**Quoted passage**

If Your Organisation Isn’t Ready for KPIs, It Needs KPIs

July 2, 2019 by Stacey Barr

A common reason for avoiding performance measurement is that the culture isn’t ready yet for KPIs. But the right process of performance measurement can be a fast-acting catalyst for culture change, bringing together purpose, focus, feedback, ownership, collaboration, learning and improvement more quickly and easily.

Pouring a catalyst into a chemical for a fast reaction

Morgan (not their real name) wrote to me recently to let me know he was moving on to a new job, but planned to keep following my work. Morgan had tried for two years to get a shift in his organisation’s approach to performance measurement. But the leaders kept resisting the ideas of evidence-based leadership and continued to make the excuse that the organisation just wasn’t ready for KPIs yet.

Morgan’s situation begs two questions:

  1. What does it mean to be ready for performance measurement?
  2. And then, how do you get ready?

What does it mean to be ready for performance measurement?

Tony Schwartz, author of The Way We’re Working Isn’t Working, might say we need a growth culture:

“In a growth culture, people build their capacity to see through blind spots; acknowledge insecurities and shortcomings rather than unconsciously acting them out; and spend less energy defending their personal value so they have more energy available to create external value.”

It’s not hard to appreciate why a growth culture would frame meaningful performance measurement as a valuable tool. And it’s not hard to appreciate that when measurement is done the wrong way, it catalyses what I call a performance-obsessed culture (I don’t think Tony Schwartz’s term of performance-driven culture it quite right):

“By contrast, a performance-driven culture often exacerbates people’s fears by creating up a zero-sum game in which people are either succeeding or failing and ‘winners’ quickly get weeded out from ‘losers’.”

[Box coordinate listings]
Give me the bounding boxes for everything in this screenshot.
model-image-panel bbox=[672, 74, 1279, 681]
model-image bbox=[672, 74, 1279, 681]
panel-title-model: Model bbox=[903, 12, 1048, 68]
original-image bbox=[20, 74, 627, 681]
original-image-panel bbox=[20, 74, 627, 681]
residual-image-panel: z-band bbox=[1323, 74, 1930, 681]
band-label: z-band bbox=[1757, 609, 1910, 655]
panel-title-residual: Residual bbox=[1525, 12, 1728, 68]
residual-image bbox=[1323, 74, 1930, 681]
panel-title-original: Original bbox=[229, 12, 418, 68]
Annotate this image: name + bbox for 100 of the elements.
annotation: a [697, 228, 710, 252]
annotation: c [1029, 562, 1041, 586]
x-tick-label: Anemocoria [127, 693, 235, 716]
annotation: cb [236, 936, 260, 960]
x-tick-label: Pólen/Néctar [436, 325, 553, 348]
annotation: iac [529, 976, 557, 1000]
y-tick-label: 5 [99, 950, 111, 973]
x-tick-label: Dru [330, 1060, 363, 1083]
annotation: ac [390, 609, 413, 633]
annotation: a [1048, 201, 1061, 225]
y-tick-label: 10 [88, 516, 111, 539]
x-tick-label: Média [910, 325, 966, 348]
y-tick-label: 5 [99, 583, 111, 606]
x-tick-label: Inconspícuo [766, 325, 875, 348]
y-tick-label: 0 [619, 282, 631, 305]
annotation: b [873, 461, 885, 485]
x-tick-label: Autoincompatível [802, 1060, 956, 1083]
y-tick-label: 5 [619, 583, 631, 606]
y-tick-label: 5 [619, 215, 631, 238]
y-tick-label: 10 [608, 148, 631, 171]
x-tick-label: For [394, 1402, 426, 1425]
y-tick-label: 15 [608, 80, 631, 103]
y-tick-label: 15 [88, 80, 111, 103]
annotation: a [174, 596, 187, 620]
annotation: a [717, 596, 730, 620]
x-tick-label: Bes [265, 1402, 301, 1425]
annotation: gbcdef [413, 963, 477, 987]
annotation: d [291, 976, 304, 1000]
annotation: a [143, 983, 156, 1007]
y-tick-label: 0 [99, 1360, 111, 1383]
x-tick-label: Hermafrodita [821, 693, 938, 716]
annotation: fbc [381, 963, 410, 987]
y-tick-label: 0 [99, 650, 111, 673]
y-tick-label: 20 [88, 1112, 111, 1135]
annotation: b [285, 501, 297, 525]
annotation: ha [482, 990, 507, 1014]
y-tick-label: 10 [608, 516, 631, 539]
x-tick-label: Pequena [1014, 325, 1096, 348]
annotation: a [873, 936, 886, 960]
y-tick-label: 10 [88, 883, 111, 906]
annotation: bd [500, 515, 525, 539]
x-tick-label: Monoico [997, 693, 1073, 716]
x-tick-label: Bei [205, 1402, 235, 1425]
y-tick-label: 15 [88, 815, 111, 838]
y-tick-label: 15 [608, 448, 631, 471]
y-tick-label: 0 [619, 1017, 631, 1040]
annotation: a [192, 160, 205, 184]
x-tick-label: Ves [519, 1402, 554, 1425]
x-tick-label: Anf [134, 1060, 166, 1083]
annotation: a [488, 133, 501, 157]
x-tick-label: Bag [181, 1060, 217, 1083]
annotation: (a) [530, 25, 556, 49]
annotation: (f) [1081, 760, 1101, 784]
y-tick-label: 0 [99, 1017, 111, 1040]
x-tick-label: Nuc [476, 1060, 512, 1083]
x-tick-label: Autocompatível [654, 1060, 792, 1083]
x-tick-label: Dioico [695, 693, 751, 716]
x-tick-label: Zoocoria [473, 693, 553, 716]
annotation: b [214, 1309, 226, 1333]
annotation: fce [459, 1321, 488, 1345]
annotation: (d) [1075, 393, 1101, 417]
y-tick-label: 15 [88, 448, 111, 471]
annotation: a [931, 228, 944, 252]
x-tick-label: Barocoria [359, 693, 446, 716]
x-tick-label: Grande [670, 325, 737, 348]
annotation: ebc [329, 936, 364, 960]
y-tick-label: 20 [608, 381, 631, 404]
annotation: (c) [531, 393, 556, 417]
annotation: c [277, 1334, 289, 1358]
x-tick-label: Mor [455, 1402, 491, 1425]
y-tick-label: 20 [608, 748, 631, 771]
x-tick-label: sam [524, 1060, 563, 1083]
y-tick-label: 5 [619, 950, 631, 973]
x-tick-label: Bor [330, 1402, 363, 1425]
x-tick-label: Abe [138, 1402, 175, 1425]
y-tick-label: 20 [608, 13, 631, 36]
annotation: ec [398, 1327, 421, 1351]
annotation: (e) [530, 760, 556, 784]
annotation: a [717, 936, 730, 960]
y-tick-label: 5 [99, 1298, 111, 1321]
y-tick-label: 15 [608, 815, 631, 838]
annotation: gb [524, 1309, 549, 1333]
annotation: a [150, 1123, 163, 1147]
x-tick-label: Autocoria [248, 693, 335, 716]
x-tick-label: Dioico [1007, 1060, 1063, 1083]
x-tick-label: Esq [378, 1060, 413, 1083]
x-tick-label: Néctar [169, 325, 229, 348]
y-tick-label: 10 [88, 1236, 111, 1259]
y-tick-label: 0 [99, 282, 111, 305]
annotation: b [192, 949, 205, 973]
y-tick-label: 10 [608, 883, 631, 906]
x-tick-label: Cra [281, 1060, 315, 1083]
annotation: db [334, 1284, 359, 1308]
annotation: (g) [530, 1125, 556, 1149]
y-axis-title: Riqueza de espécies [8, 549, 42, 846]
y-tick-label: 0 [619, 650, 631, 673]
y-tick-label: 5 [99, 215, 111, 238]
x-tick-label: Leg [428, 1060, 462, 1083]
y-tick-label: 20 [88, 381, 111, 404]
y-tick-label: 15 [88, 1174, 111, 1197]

**Written tasks**
1. In the KPI article, how long had Morgan tried to change his organization's approach to performance measurement?
2. Please pick up the KPI article after its last sentence and carry it on.
The rows aren't needed for any of this.

**Responses in order**
1. Two years.

2.
It’s true that we don’t want a performance-obsessed culture like this. It’s also true that we don’t want a performance-avoiding culture, either. No approach to performance measurement, and the wrong approach to performance measurement, will both lead to these non-growth cultures.

But we don’t need a growth culture before we start the right approach to measurement. In fact, there is strong evidence that successful leaders use measurement to shift the culture to have a healthy focus on performance. To get ready to do this, we need the right approach – not the typical approaches – to measurement.

How do we get ready for performance measurement?

We’re continually learning from our clients around the world what makes performance measurement work, and what makes it stall or fail. And taking the approach that succeeds the most is particularly important if you’re starting out with a leadership team that believes the organisation isn’t yet ready for measuring performance.

Here is the approach that has worked best:

  1. Adopt a deliberate measurement approach. Don’t wing it. Don’t do what you’ve always done (which likely hasn’t worked because of the anti attitude your culture has towards measurement). You don’t really have to make it formal, but definitely make it deliberate.
  2. Start. But start small. Don’t dive into full implementation of performance measurement, for every goal at every level. It will overwhelm and burn people out. Paradoxically, starting smaller speeds up successful implementation.
  3. Start where the energy is. Performance measurement is more social than technical, and it only works when beliefs and attitudes support the reason for doing it. You can stimulate this energy with an interactive activity like the PuMP Mind Map.
  4. Trust the process. It’s oh so tempting to ‘tailor’ a measurement approach to your organisation and your culture. But it’s a trap. If there’s one thing I’ve learned over my 25 year KPI career, from all the clients who told me, it’s that you should trust and follow the proven process. When you do trust the process, magical things happen, like finally helping discordant groups find and commit to shared outcomes.
  5. Continue with the right tone. We need the right mindsets for performance measurement. Without them, the dysfunctional beliefs and attitudes and behaviours of the culture you feel isn’t ready for measurement will pervade. Be diligent about making the right mindsets visible and talking about them during each measurement meeting.
  6. Make sure you finish. A timber manufacturing company began using PuMP, with much excitement. And they were doing a brilliant job at making their strategy clear and measurable. But like many other new initiatives they’d taken on, they let it stall as their attention turned to the next bright and shiny initiative. Finishing becomes easier when you have a plan that steps you to the finish line.
  7. Let engagement grow organically. When you give people the opportunity to see what you’re doing with measurement, without pressure or threat or expectation, they can give their buy-in. One of the powerful ways to do this is with a PuMP Measure Gallery.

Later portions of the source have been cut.